SHORT TASK: Search the data for the word "grid" and copy every line that contains it.

--- start ENTRIES ---

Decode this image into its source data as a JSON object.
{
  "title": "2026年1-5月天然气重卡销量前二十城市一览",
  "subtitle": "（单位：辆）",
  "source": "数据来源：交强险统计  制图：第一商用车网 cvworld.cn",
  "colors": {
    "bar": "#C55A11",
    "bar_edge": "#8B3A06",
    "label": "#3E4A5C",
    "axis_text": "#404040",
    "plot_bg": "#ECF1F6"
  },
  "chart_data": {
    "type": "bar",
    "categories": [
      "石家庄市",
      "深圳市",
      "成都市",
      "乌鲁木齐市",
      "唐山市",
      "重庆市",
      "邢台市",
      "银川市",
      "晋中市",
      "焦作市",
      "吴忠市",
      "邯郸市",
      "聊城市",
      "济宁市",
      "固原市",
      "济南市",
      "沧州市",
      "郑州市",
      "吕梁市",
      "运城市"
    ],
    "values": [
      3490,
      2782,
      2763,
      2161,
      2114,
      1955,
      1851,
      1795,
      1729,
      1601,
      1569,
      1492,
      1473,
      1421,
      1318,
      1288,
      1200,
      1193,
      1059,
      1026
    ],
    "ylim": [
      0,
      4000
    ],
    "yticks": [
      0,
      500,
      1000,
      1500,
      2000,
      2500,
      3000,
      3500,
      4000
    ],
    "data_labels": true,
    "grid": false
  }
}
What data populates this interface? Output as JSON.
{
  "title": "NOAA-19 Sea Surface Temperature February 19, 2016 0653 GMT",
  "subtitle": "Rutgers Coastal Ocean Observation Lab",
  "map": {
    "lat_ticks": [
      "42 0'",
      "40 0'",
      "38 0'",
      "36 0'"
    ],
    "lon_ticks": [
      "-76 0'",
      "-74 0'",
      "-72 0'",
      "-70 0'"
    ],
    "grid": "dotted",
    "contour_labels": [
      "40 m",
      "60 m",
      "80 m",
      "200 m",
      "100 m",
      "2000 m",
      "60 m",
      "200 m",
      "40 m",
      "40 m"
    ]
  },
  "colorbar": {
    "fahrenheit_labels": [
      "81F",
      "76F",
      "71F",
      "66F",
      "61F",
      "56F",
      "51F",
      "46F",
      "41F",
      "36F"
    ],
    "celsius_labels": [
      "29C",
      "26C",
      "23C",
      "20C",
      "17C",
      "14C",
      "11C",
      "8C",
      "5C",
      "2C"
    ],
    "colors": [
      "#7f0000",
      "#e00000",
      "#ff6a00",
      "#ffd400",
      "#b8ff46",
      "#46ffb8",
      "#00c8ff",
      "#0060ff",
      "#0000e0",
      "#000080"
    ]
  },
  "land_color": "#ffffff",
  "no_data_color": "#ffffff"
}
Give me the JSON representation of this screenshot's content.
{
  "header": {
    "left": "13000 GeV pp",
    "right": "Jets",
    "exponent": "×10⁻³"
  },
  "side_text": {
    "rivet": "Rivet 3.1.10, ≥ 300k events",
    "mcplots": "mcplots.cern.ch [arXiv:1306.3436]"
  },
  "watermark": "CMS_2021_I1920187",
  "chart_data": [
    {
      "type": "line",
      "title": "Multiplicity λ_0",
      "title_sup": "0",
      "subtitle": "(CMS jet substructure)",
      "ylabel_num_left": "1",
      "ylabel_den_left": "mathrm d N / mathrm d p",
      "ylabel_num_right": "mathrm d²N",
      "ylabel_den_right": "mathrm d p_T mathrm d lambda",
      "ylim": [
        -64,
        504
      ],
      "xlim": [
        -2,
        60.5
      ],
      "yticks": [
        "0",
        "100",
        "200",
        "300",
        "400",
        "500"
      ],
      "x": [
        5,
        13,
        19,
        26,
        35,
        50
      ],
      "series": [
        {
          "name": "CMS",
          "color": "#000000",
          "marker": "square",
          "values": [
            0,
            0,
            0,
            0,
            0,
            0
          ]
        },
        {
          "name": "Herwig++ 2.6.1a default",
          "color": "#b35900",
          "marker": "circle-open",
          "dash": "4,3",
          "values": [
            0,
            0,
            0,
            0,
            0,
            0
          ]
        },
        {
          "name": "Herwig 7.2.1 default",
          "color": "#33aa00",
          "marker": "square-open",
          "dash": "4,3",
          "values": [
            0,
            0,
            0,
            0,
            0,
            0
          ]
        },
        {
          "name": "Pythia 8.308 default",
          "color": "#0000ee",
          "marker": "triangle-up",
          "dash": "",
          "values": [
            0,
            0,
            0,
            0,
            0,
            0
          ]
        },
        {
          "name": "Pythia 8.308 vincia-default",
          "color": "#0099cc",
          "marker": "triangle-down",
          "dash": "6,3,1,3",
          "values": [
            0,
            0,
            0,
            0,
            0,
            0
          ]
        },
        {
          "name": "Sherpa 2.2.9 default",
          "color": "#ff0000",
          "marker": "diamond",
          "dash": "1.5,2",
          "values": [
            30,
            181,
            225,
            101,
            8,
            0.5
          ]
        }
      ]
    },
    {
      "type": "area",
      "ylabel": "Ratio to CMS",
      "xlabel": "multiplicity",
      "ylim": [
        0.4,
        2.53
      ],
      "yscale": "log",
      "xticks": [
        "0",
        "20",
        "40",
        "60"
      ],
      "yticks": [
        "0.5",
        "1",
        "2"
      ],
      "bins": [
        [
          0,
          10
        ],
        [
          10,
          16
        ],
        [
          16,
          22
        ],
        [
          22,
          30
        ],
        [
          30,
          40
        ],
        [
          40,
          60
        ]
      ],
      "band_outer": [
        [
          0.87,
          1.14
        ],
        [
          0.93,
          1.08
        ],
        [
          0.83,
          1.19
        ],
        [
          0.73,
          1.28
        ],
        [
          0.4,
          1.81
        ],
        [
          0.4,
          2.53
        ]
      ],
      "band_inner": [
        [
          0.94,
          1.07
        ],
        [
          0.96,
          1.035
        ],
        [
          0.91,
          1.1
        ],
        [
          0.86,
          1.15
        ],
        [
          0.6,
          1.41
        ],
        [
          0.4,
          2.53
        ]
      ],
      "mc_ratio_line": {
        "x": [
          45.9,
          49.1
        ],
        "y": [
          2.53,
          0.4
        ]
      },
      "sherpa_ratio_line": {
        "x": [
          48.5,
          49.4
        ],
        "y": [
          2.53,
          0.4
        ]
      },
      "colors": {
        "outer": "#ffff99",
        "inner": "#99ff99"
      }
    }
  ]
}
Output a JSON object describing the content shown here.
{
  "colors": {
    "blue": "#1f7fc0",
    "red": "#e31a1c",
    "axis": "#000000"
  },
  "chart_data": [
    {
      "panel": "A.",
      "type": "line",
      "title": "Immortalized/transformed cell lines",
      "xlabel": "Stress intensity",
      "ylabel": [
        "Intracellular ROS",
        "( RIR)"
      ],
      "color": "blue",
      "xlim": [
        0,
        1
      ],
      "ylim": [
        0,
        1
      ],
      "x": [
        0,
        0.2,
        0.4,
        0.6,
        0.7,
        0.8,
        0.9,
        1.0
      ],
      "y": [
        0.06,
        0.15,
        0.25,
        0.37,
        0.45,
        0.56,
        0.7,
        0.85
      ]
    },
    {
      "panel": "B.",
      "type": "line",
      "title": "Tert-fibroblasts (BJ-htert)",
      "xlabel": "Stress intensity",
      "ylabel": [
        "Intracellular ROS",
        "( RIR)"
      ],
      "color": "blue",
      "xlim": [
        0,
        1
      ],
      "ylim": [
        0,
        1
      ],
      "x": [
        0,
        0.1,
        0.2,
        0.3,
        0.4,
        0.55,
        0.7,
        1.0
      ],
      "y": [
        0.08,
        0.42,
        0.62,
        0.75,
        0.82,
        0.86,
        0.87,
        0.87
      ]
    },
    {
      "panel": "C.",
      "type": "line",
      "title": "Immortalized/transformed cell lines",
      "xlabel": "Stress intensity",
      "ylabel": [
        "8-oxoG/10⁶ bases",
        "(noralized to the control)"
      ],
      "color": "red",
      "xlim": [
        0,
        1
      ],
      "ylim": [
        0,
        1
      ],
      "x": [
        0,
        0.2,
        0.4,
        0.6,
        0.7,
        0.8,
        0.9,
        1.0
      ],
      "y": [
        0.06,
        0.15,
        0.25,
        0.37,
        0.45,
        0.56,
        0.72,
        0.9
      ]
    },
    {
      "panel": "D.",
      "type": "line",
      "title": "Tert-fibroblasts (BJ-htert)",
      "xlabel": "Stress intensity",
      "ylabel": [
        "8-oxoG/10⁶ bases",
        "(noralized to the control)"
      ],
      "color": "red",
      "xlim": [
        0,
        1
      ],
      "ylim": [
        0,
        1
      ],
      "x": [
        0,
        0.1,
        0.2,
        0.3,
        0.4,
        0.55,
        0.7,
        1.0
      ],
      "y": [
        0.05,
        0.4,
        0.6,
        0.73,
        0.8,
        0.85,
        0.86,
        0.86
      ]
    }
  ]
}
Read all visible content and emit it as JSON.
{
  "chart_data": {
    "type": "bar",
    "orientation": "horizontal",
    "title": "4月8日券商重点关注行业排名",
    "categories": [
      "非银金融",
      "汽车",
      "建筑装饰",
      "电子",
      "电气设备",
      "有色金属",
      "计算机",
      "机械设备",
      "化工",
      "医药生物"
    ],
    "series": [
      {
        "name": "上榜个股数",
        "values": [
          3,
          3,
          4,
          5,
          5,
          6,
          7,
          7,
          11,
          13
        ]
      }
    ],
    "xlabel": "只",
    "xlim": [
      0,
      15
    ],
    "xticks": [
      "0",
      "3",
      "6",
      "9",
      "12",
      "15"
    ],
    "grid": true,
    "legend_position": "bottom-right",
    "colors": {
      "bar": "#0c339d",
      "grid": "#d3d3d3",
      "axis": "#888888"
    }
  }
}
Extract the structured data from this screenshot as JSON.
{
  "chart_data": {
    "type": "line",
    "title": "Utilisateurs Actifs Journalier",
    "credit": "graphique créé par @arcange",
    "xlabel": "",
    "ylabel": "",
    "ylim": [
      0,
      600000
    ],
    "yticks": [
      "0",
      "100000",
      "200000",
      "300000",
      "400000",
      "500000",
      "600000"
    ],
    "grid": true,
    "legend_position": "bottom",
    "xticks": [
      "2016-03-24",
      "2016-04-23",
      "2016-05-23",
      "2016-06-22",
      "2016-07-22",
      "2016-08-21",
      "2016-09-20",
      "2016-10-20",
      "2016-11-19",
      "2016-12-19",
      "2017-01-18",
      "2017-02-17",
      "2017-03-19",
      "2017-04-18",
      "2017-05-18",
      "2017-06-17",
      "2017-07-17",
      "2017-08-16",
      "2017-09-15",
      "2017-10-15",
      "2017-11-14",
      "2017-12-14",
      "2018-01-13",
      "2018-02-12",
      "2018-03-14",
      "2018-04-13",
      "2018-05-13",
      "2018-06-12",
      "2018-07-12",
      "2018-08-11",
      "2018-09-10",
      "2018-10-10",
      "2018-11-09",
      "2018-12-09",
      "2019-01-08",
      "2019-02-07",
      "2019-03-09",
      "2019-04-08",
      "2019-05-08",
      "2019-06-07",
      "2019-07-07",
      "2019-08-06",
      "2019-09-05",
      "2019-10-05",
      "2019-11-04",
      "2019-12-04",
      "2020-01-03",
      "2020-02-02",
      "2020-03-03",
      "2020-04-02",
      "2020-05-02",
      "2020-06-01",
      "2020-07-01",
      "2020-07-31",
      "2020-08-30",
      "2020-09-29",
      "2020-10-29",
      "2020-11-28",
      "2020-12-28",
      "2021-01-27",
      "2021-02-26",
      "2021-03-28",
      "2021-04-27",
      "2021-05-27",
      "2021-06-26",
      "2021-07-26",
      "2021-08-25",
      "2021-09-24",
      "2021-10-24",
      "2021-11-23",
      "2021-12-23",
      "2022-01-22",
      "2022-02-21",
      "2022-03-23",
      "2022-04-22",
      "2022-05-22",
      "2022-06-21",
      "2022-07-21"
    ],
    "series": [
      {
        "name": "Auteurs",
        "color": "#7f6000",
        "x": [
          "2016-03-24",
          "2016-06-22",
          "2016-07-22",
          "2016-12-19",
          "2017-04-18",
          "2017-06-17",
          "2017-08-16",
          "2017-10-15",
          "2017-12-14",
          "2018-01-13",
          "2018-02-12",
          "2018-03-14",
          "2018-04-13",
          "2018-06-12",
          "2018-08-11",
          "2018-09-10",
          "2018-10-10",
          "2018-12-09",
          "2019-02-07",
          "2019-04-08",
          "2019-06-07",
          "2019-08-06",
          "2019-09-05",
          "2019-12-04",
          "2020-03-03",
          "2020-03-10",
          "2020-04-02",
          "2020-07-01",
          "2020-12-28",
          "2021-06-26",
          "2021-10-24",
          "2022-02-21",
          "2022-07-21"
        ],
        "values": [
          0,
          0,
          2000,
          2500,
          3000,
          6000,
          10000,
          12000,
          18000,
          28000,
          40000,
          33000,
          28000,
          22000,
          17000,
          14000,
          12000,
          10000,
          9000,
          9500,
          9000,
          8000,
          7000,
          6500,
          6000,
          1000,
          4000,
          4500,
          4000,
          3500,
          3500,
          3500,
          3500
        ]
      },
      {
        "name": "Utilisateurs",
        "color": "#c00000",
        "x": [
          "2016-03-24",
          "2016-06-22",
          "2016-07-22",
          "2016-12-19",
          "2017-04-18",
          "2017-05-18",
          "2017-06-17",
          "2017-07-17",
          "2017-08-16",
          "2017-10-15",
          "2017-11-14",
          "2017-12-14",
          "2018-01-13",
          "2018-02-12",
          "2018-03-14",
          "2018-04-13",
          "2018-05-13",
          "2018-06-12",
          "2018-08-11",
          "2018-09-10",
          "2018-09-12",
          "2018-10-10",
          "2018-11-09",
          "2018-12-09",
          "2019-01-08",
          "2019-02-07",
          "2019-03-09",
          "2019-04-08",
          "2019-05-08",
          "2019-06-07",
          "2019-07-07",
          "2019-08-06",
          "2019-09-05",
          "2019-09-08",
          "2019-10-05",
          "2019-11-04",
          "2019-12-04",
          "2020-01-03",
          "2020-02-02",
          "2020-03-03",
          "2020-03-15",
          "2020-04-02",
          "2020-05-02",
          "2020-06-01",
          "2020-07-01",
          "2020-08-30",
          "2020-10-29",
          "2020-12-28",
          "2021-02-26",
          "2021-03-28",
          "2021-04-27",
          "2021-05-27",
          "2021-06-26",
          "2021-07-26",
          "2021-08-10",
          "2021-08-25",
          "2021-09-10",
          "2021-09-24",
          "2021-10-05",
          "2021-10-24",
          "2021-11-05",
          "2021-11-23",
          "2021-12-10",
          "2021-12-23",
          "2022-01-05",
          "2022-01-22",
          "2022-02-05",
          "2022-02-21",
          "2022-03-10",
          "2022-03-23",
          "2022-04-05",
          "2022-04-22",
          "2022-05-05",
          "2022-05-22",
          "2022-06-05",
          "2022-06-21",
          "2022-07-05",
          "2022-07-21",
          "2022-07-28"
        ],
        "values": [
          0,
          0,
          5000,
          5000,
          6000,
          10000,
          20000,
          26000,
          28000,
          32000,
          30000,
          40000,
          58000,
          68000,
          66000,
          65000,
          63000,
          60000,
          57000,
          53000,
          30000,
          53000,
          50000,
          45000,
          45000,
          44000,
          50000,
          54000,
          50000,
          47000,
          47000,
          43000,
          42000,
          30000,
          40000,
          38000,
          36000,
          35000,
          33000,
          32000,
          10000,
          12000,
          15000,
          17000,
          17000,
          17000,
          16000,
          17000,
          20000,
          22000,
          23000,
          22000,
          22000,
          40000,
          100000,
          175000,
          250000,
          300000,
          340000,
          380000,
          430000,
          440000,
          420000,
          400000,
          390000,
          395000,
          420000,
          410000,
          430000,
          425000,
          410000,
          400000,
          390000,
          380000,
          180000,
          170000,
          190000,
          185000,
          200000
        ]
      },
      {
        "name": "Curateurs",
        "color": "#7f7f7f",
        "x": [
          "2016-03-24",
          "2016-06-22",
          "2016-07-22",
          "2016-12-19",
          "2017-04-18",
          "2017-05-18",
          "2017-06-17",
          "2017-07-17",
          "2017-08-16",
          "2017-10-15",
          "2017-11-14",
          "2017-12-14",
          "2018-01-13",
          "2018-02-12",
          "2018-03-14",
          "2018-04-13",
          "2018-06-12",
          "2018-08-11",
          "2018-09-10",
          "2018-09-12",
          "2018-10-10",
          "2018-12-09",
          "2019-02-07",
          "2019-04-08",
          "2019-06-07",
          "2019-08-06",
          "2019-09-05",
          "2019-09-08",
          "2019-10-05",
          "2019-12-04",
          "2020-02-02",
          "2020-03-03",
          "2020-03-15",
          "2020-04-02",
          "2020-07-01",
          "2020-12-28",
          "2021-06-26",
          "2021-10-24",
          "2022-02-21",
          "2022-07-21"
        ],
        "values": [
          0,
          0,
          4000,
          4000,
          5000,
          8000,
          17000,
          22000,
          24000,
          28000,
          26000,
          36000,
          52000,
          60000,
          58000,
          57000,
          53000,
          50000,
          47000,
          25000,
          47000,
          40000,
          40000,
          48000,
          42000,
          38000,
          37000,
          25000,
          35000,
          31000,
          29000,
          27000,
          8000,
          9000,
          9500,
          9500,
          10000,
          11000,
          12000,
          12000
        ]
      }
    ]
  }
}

--- end ENTRIES ---

SOLVED EXERCISE:
    "grid": false
    "grid": "dotted",
    "grid": true,
      "grid": "#d3d3d3",
    "grid": true,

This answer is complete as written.